SELECTED PASSAGE:
++++++++++++++++++++
RFR(L): 8198423: Improve metaspace chunk allocation (was: Proposal for improvements to the metaspace chunk allocator)

[Thomas Stüfe]

On Thu, Mar 1, 2018 at 11:36 AM, Thomas Stüfe <thomas.stuefe at gmail.com>
wrote:

> Hi Coleen,
>
> thanks a lot for the review and the sponsoring offer!
>
> New version (full): http://cr.openjdk.java.net/~stuefe/webrevs/
> metaspace-coalescation/2018-03-01/webrev-full/webrev/
> incremental: http://cr.openjdk.java.net/~stuefe/webrevs/metaspace-
> coalescation/2018-03-01/webrev-incr/webrev/
>
> Please find remarks inline:
>
>
> On Tue, Feb 27, 2018 at 11:22 PM, <coleen.phillimore at oracle.com> wrote:
>
>>
>> Thomas, review comments:
>>
>> http://cr.openjdk.java.net/~stuefe/webrevs/metaspace-coalesc
>> ation/2018-02-26/webrev/src/hotspot/share/memory/metachunk.hpp.udiff.html
>>
>> +// ChunkIndex (todo: rename?) defines the type of chunk. Chunk types
>>
>>
>> It's really both, isn't it?  The type is the index into the free list or
>> in use lists.  The name seems fine.
>>
>>
> You are right. What I meant was that a lot of code needs to know about the
> different chunk sizes, but naming it "Index" and adding enum values like
> "NumberOfFreeLists" we expose implementation details no-one outside of
> SpaceManager and ChunkManager cares about (namely, the fact that these
> values are internally used as indices into arrays). A more neutral naming
> would be something like "enum ChunkTypes { spec,small, .... ,
> NumberOfNonHumongousChunkTypes, NumberOfChunkTypes }.
++++++++++++++++++++
PROVIDED RECORDS:

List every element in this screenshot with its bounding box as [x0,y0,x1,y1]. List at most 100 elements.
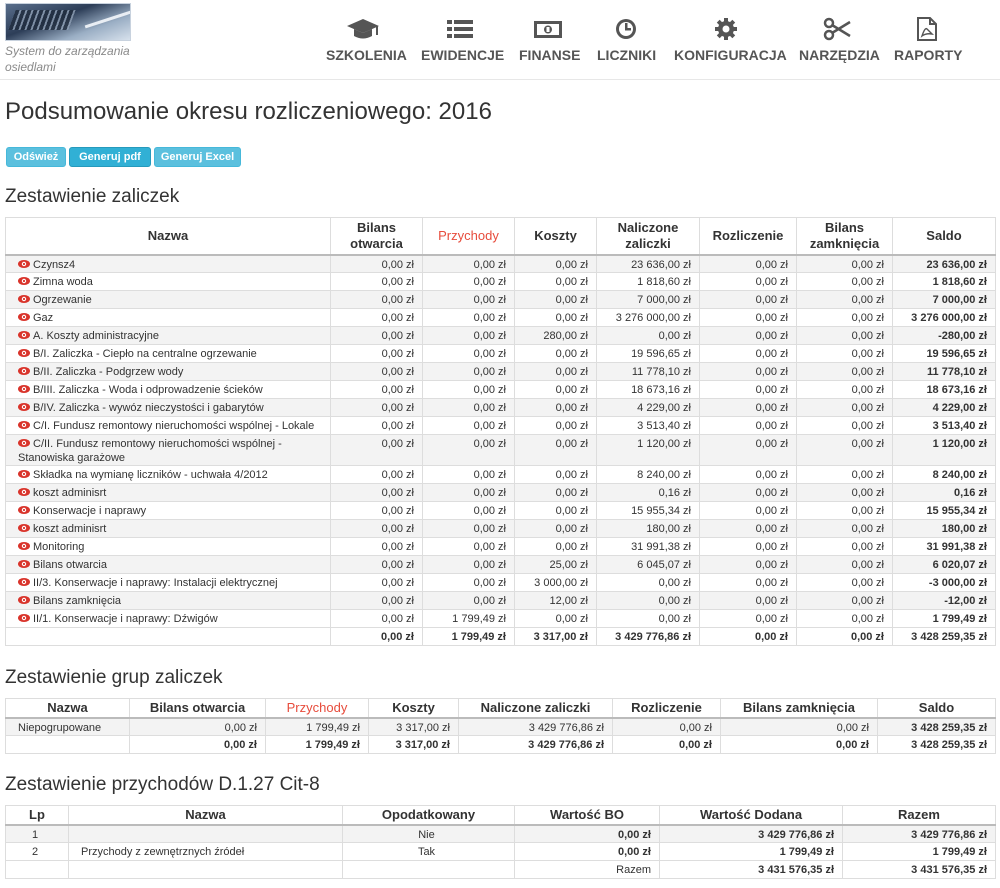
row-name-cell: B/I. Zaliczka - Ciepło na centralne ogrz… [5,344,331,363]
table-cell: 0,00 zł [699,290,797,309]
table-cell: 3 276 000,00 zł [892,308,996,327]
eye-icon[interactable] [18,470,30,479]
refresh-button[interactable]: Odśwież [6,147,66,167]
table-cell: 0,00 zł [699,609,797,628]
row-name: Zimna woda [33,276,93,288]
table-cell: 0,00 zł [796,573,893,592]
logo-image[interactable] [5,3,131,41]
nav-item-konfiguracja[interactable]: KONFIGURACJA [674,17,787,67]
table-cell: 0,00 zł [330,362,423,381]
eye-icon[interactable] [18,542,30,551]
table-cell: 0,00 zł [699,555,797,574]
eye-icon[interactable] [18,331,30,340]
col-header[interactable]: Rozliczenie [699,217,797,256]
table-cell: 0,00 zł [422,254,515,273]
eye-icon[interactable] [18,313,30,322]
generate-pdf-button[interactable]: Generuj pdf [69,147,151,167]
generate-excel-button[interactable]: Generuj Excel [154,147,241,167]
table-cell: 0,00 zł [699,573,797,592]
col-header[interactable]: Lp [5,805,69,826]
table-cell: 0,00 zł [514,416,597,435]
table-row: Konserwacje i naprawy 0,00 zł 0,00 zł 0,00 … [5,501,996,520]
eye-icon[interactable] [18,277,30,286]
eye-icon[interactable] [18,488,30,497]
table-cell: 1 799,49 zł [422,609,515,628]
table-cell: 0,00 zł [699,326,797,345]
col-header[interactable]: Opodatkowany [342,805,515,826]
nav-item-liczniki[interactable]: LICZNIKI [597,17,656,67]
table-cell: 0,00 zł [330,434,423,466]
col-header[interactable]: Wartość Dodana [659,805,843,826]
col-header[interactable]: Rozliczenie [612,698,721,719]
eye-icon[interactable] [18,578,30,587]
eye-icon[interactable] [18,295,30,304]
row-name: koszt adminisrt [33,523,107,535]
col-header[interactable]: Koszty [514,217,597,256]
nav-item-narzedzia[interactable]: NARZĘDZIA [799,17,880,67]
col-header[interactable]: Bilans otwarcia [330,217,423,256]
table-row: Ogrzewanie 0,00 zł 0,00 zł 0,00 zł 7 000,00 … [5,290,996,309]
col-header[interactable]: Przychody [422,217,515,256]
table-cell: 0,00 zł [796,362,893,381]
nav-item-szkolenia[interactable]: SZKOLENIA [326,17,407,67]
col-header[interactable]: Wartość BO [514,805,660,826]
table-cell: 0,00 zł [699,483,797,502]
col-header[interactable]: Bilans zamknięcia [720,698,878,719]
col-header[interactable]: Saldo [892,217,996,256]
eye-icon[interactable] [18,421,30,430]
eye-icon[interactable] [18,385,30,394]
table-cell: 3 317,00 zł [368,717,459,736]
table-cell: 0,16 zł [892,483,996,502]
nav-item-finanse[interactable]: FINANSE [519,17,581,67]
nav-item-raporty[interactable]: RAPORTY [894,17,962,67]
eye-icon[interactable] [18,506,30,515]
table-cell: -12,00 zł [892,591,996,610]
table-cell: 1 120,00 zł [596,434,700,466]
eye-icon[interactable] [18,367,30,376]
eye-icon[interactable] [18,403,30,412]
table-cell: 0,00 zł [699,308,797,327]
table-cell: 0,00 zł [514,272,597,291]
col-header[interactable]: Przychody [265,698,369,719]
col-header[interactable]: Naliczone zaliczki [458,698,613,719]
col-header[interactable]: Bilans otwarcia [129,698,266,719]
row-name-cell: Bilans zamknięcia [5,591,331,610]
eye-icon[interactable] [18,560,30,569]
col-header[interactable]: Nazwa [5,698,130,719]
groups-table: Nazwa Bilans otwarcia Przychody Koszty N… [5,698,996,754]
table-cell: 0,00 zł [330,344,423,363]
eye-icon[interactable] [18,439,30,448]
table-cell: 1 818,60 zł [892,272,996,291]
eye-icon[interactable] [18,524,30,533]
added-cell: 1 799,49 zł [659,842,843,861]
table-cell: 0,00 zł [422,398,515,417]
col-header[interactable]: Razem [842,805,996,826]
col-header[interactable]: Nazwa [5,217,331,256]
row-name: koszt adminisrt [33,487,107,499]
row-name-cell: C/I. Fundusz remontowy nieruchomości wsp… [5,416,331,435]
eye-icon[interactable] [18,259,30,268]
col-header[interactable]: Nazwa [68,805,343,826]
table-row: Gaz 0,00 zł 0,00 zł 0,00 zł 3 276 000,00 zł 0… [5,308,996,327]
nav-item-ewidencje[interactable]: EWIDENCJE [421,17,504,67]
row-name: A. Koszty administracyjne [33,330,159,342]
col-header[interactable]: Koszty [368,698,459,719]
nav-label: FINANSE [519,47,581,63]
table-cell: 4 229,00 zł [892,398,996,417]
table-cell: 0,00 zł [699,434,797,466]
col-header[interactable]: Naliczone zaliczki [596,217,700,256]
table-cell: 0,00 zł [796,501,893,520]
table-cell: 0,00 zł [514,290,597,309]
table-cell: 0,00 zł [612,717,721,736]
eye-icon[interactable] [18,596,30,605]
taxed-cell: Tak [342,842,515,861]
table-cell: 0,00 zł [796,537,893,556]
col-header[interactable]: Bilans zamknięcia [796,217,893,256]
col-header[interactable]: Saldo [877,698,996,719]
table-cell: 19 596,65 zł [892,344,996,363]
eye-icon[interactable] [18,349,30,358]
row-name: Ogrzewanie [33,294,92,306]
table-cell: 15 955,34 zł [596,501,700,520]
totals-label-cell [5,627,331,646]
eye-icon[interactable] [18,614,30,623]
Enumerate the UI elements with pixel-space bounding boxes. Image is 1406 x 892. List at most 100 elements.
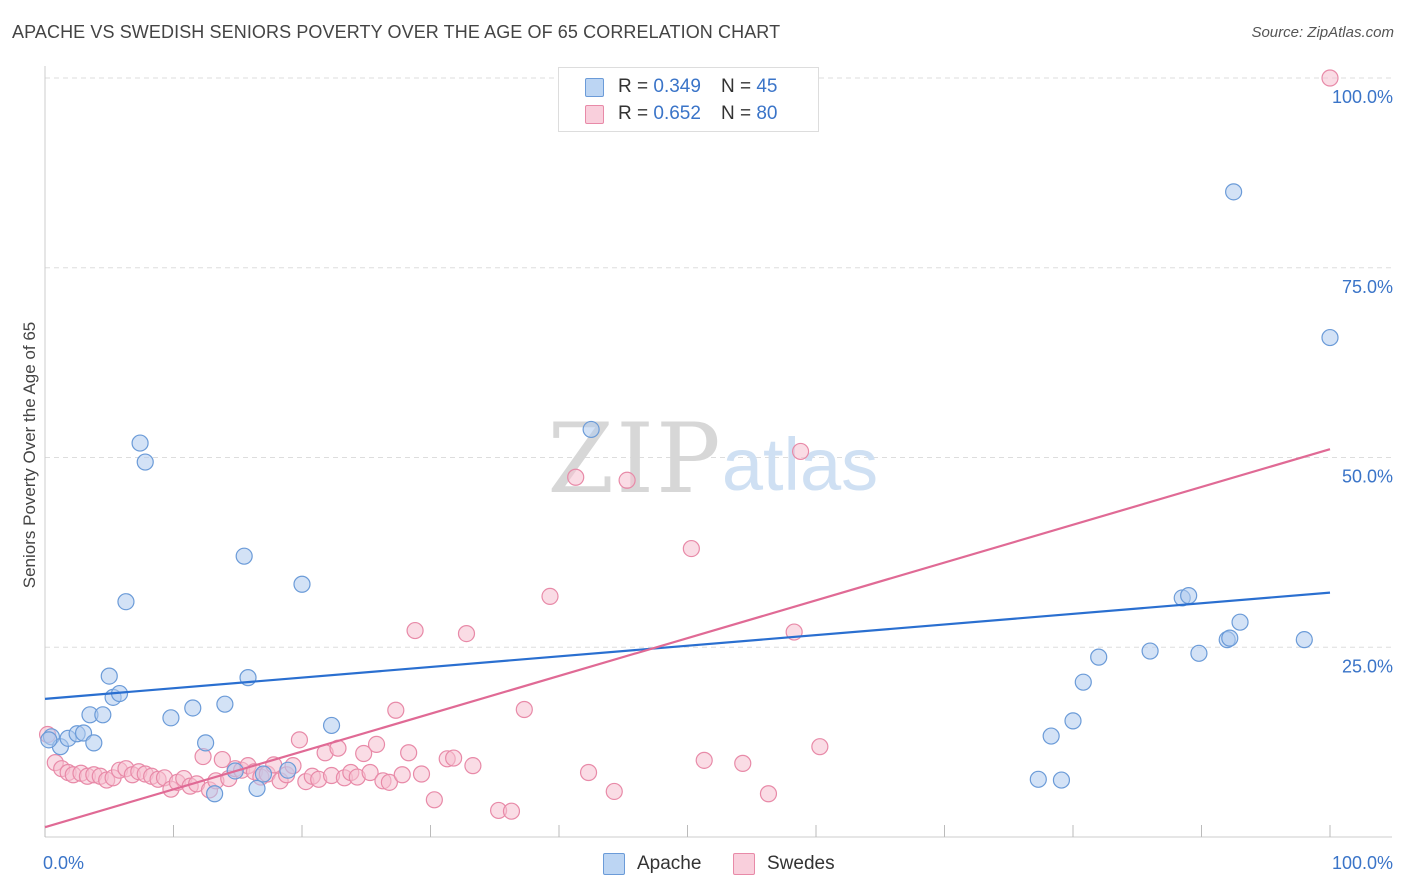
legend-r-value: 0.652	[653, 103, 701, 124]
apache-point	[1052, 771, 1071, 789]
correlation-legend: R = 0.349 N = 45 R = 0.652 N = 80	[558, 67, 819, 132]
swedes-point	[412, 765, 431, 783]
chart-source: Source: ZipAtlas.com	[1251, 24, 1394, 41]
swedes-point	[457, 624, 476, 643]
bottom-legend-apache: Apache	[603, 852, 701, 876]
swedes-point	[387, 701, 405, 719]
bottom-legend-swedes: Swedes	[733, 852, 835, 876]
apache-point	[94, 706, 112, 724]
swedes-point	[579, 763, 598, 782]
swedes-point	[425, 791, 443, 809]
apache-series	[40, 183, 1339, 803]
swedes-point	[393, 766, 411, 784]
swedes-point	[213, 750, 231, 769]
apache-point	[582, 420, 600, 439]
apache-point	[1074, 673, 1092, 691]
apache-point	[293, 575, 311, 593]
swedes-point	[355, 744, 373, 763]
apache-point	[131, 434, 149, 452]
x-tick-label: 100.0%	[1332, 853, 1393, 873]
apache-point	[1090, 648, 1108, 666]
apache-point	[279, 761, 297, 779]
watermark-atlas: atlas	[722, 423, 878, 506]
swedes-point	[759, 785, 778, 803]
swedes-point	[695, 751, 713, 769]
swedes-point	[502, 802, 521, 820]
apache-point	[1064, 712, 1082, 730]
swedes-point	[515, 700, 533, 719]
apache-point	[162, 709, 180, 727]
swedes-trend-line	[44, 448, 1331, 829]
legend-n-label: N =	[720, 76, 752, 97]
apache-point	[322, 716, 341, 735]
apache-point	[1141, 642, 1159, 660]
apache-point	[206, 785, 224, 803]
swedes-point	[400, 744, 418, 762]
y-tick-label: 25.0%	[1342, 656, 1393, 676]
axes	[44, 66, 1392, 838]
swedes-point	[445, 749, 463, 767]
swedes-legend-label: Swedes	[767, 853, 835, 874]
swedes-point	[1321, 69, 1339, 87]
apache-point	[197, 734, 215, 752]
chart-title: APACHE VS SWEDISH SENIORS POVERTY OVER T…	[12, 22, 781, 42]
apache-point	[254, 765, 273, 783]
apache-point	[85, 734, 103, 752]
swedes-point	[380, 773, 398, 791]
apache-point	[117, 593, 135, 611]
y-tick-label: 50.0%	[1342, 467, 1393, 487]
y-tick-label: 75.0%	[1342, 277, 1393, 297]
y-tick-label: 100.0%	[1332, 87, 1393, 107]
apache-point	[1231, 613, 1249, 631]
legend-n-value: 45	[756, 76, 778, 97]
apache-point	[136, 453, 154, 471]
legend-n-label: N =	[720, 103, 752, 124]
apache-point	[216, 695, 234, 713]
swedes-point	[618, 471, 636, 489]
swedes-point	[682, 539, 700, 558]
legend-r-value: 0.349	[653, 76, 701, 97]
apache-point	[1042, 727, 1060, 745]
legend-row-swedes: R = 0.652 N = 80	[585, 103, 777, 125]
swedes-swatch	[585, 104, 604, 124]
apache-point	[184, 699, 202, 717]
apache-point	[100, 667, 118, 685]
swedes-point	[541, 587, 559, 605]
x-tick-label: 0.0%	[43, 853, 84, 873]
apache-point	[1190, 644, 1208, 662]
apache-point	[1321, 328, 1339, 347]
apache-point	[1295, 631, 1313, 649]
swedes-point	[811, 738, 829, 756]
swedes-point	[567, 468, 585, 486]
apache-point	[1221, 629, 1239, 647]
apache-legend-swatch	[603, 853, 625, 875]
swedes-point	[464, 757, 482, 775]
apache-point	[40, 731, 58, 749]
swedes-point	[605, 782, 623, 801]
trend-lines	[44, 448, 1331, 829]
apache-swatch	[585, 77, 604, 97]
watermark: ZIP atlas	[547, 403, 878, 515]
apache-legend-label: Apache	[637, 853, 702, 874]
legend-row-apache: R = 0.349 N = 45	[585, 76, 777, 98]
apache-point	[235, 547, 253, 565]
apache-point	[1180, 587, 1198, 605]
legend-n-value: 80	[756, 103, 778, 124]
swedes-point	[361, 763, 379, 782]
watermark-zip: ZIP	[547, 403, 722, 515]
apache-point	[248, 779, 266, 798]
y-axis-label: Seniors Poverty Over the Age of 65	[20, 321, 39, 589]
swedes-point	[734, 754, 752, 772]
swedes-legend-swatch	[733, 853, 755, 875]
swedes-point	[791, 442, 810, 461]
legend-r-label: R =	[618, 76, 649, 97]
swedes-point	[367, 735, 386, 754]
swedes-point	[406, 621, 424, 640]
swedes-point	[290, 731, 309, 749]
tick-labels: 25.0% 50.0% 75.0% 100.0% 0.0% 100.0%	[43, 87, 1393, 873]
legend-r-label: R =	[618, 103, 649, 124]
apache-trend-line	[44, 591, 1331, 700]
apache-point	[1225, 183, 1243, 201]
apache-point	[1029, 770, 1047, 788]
++++++++++++++++++++
From the metaspace review thread, return the passage starting at "RFR(L): 8198423: Improve" and ending at "the sponsoring offer!", copied word for word. The rows have nothing to do with the mailing-list review thread.

TASK RESPONSE:
RFR(L): 8198423: Improve metaspace chunk allocation (was: Proposal for improvements to the metaspace chunk allocator)

[Thomas Stüfe]

On Thu, Mar 1, 2018 at 11:36 AM, Thomas Stüfe <thomas.stuefe at gmail.com>
wrote:

> Hi Coleen,
>
> thanks a lot for the review and the sponsoring offer!